▶ [PROBLEM STATEMENT]: Return each line that holds the word "Shift".

[begin EXTRACTED DATA]

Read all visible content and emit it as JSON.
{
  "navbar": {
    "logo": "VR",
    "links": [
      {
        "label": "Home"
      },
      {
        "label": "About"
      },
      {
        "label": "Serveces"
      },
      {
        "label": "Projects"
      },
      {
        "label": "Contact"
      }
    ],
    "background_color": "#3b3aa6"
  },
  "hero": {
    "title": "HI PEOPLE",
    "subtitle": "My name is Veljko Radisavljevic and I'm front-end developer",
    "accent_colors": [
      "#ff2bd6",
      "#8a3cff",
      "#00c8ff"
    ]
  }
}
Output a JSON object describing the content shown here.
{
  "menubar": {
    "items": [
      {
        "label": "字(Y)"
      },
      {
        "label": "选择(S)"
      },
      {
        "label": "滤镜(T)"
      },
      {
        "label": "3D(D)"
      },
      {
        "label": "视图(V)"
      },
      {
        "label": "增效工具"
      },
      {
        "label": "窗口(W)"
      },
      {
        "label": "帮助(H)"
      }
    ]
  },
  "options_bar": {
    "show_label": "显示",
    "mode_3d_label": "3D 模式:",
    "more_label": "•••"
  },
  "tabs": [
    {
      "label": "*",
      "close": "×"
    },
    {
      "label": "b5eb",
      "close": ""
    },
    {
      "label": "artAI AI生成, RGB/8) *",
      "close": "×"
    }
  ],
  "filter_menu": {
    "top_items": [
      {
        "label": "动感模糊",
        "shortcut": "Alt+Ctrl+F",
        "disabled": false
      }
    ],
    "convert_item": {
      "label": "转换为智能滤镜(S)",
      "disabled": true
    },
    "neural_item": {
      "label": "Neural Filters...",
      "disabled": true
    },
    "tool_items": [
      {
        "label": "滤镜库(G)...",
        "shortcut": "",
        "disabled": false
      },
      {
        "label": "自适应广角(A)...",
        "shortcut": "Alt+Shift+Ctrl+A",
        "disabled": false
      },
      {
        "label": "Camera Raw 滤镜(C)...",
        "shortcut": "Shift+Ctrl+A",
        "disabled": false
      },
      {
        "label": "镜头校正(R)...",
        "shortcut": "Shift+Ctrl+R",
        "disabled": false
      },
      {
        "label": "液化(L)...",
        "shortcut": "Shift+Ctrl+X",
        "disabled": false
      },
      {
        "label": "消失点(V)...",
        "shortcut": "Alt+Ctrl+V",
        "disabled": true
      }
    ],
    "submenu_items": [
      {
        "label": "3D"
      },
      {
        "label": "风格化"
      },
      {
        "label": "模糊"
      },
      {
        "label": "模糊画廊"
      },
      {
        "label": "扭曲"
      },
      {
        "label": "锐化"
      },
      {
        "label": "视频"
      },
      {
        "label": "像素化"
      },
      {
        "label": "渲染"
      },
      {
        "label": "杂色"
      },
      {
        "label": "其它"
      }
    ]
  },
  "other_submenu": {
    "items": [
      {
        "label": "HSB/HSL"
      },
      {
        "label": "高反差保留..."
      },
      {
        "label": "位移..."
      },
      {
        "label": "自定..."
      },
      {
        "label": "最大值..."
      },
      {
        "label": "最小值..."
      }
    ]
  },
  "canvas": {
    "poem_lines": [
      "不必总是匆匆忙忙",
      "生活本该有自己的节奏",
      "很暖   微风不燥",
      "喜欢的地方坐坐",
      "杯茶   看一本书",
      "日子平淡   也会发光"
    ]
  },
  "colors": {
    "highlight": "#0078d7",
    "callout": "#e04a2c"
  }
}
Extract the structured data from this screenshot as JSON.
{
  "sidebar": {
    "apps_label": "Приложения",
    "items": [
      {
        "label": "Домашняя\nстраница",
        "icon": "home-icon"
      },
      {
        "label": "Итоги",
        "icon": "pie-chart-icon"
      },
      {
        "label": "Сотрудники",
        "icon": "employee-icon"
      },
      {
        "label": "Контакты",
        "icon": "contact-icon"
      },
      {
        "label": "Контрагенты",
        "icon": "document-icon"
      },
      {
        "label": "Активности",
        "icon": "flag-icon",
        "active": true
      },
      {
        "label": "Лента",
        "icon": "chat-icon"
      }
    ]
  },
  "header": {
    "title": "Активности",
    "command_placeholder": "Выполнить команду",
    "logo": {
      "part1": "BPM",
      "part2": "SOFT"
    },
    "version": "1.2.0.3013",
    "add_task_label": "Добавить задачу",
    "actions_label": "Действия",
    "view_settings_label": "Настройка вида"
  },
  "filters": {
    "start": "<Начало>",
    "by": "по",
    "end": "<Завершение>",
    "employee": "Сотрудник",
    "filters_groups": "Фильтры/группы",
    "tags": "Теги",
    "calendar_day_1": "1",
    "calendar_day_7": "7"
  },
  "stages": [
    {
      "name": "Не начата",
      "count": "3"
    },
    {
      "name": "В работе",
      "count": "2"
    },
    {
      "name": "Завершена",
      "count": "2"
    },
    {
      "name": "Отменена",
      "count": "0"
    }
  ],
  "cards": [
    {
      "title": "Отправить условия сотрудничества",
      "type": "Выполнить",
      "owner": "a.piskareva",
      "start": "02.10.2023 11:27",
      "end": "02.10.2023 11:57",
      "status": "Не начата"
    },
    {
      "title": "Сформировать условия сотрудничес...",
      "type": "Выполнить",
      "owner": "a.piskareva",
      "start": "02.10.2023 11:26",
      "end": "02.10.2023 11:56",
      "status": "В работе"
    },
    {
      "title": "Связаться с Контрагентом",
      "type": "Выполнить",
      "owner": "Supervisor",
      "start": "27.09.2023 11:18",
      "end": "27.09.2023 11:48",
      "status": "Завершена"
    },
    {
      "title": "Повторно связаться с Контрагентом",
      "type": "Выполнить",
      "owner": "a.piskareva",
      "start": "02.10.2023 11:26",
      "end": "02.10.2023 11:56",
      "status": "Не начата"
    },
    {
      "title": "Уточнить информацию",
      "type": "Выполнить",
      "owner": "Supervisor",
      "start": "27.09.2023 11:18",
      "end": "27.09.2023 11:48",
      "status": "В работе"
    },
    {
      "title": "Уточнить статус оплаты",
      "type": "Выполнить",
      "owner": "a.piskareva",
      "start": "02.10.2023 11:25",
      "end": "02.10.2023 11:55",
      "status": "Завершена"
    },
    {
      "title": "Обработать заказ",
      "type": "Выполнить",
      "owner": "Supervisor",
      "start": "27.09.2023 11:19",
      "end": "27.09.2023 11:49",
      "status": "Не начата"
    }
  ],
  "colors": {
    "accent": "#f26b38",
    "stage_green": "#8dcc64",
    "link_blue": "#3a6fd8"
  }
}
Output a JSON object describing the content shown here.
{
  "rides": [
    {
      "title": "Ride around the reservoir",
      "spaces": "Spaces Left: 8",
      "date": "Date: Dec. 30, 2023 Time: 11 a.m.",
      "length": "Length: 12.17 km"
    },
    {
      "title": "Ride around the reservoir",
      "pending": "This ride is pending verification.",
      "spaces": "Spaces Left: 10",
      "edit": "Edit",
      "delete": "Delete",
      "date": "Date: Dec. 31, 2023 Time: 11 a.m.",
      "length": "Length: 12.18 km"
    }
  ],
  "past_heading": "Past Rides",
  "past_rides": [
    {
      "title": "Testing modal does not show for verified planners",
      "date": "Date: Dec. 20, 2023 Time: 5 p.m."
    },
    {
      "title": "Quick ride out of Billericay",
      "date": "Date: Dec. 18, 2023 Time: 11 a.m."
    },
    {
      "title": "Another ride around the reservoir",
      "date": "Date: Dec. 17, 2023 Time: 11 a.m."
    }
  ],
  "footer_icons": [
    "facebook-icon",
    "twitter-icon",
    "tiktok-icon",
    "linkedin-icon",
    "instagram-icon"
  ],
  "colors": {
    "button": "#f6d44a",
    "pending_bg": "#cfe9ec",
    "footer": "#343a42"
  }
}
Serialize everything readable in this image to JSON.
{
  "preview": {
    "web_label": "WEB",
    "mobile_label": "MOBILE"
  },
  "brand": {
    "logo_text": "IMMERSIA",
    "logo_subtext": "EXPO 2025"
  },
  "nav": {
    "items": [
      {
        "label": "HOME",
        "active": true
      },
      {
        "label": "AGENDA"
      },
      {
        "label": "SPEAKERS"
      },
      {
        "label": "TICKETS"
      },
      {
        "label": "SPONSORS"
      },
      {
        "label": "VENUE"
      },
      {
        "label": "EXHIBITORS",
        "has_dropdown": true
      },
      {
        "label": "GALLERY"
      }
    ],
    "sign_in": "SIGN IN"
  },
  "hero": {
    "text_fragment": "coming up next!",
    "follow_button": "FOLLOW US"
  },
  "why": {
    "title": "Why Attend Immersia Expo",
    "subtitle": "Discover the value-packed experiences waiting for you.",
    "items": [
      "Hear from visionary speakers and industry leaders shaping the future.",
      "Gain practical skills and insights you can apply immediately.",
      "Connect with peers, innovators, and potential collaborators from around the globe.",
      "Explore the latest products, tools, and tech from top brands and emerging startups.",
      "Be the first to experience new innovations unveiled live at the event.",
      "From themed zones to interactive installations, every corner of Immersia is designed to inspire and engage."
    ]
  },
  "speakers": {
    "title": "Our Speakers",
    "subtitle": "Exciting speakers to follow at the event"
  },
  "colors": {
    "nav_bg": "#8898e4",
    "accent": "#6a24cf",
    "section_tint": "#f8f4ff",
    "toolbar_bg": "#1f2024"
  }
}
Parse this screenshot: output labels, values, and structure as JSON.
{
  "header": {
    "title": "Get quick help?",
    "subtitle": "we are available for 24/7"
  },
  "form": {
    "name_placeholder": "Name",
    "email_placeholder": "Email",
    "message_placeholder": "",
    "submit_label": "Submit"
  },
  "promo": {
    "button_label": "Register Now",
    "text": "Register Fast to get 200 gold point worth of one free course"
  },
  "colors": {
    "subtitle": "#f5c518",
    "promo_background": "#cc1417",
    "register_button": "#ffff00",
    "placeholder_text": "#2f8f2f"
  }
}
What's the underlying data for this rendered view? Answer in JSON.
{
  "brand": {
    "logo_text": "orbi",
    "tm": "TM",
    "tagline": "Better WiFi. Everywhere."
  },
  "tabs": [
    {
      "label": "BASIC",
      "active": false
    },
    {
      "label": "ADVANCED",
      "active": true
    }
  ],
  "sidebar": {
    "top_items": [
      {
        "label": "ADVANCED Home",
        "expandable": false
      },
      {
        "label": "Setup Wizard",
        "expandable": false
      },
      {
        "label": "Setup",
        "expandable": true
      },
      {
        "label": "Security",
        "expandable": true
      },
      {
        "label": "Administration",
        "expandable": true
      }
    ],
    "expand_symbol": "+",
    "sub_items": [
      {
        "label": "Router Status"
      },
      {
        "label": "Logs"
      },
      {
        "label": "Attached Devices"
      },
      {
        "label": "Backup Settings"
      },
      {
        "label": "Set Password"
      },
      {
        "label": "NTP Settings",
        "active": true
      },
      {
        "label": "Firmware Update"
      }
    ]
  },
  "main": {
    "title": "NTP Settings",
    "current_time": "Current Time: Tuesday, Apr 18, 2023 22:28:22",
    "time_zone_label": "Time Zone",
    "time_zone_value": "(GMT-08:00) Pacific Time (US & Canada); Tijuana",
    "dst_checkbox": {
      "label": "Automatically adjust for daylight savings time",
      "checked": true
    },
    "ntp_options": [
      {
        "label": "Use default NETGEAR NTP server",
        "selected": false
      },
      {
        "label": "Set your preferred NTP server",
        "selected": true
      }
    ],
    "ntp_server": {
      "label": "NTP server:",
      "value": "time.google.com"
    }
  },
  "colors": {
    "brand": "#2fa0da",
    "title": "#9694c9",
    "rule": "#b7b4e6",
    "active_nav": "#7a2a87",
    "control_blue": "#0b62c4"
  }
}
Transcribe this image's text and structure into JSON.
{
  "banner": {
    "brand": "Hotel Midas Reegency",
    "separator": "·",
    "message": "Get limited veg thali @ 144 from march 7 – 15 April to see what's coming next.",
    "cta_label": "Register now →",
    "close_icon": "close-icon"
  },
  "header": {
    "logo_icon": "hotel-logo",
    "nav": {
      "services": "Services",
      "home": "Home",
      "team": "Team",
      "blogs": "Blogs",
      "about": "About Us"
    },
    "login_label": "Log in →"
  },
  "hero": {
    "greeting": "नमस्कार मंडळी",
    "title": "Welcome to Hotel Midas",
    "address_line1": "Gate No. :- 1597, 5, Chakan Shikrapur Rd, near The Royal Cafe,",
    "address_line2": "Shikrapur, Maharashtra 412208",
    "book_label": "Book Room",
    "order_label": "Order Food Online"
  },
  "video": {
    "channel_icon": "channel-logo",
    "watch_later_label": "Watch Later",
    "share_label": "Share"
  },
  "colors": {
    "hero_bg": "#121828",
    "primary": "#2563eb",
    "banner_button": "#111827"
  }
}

[end EXTRACTED DATA]

▶ [SOLUTION BELOW]:
        "shortcut": "Alt+Shift+Ctrl+A",
        "shortcut": "Shift+Ctrl+A",
        "shortcut": "Shift+Ctrl+R",
        "shortcut": "Shift+Ctrl+X",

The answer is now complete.